--- TRECHO DE ORIGEM ---

Só que a maioria esmagadora desses “empenhos” (R$ 998 mil) foi anulada, em dezembro daquele ano. Assim, o que o Camilo Salgado acabou recebendo foram apenas R$ 177.787,35. Além disso, todos esses “empenhos” seriam pagamentos de serviços realizados entre novembro de 2020 e abril de 2021 (esse último, totalizando apenas R$ 4.532,95). O próprio valor realmente pago foi por serviços de dezembro de 2020.
Já em 2022, os únicos empenhos para o hospital foram para o pagamento da indenização pela desapropriação. A entrada, de R$ 4 milhões, foi paga em 11 de fevereiro. Outras quatro parcelas, de R$ 1 milhão cada, foram pagas em abril, maio, julho e dezembro, o que resultou em um total de R$ 8 milhões.
Em 2023, os únicos empenhos para o Camilo Salgado foram, também, para o pagamento de mais duas parcelas dessa indenização, em junho e em dezembro. Não há, nem em 2022 nem em 2023, qualquer menção a serviços ambulatoriais e hospitalares que o Camilo Salgado teria realizado para o SUS. Então, onde é que foram parar os R$ 29,5 milhões que a Prefeitura teria recebido do Ministério da Saúde, para pagamentos de serviços daquele hospital? Por que a Prefeitura não informou o Ministério da Saúde que o hospital estava fechado? Ou por que não devolveu, de imediato, esses recursos?

---

• _PRATIQUE A LEITURA_:
[1] Reproduza, sem nenhuma alteração, a parte do texto sobre o hospital Camilo Salgado que se inicia com as palavras "Já em 2022, os" e vai até "imediato, esses recursos?".
[2] De acordo com o texto sobre o hospital Camilo Salgado, em que data foi paga a entrada da indenização pela desapropriação?

--- INFORMAÇÕES ---

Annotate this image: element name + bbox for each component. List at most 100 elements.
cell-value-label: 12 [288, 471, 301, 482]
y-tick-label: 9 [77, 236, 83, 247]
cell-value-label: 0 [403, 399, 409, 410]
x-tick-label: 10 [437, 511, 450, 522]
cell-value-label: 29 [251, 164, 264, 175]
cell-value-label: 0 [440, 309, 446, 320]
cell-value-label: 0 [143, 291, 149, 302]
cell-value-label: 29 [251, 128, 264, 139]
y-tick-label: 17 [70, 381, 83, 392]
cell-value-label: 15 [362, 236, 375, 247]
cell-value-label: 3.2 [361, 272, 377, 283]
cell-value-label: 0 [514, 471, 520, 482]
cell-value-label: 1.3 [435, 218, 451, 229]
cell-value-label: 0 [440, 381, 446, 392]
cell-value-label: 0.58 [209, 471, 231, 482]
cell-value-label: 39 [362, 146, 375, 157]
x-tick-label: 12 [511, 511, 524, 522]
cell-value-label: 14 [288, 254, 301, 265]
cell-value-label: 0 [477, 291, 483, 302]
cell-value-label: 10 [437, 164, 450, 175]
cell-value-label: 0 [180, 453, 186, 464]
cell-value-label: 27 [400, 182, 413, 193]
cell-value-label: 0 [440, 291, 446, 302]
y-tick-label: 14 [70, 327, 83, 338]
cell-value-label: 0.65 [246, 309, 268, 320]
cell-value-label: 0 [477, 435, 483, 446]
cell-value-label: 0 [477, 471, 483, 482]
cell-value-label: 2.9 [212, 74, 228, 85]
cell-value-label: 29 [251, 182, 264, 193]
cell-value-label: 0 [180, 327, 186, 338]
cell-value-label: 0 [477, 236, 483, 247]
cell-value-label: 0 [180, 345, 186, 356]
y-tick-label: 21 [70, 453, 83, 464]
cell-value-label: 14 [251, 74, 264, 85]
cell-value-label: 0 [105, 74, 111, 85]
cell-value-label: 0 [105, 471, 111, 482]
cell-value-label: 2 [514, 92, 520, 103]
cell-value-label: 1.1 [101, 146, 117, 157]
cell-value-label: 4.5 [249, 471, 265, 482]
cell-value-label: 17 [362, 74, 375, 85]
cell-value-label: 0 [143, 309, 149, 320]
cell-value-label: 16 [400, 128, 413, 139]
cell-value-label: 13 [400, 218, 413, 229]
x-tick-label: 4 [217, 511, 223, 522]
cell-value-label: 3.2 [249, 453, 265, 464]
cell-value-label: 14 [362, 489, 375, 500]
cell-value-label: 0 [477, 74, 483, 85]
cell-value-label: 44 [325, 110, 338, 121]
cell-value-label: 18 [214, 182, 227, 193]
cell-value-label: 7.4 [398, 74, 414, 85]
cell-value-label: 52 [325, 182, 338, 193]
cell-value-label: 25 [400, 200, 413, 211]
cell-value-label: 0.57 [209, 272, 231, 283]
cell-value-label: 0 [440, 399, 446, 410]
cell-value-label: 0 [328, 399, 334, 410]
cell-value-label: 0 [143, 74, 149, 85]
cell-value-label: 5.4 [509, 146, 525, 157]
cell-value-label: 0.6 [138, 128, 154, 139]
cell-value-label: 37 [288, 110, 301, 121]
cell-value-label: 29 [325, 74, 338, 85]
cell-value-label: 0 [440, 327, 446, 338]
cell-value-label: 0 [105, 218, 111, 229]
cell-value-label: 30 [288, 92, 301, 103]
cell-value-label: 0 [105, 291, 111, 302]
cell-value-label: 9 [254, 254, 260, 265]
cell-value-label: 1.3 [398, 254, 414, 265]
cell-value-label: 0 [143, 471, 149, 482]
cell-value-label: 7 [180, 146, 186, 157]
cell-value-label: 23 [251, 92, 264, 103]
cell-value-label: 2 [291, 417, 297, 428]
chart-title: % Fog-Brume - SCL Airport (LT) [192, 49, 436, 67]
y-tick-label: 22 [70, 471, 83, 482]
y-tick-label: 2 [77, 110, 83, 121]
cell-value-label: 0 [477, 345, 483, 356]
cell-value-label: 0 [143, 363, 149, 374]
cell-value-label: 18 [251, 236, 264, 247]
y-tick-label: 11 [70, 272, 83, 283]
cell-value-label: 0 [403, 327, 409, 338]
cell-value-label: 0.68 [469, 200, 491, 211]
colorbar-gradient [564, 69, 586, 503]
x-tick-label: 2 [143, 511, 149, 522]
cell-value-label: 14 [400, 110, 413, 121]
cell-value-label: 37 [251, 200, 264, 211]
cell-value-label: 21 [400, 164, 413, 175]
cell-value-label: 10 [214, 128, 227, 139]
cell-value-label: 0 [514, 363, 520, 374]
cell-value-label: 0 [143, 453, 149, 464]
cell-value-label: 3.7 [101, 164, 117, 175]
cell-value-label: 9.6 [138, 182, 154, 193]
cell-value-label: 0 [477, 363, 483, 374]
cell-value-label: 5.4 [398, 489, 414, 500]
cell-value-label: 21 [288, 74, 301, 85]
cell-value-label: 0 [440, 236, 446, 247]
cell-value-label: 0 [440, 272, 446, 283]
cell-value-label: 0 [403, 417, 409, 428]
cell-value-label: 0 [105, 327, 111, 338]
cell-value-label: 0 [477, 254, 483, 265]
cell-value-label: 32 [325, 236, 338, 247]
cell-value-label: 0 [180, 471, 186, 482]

---

• _RESPOSTAS DO EXERCÍCIO_:
[1]
Já em 2022, os únicos empenhos para o hospital foram para o pagamento da indenização pela desapropriação. A entrada, de R$ 4 milhões, foi paga em 11 de fevereiro. Outras quatro parcelas, de R$ 1 milhão cada, foram pagas em abril, maio, julho e dezembro, o que resultou em um total de R$ 8 milhões.
Em 2023, os únicos empenhos para o Camilo Salgado foram, também, para o pagamento de mais duas parcelas dessa indenização, em junho e em dezembro. Não há, nem em 2022 nem em 2023, qualquer menção a serviços ambulatoriais e hospitalares que o Camilo Salgado teria realizado para o SUS. Então, onde é que foram parar os R$ 29,5 milhões que a Prefeitura teria recebido do Ministério da Saúde, para pagamentos de serviços daquele hospital? Por que a Prefeitura não informou o Ministério da Saúde que o hospital estava fechado? Ou por que não devolveu, de imediato, esses recursos?

[2] Em 11 de fevereiro de 2022.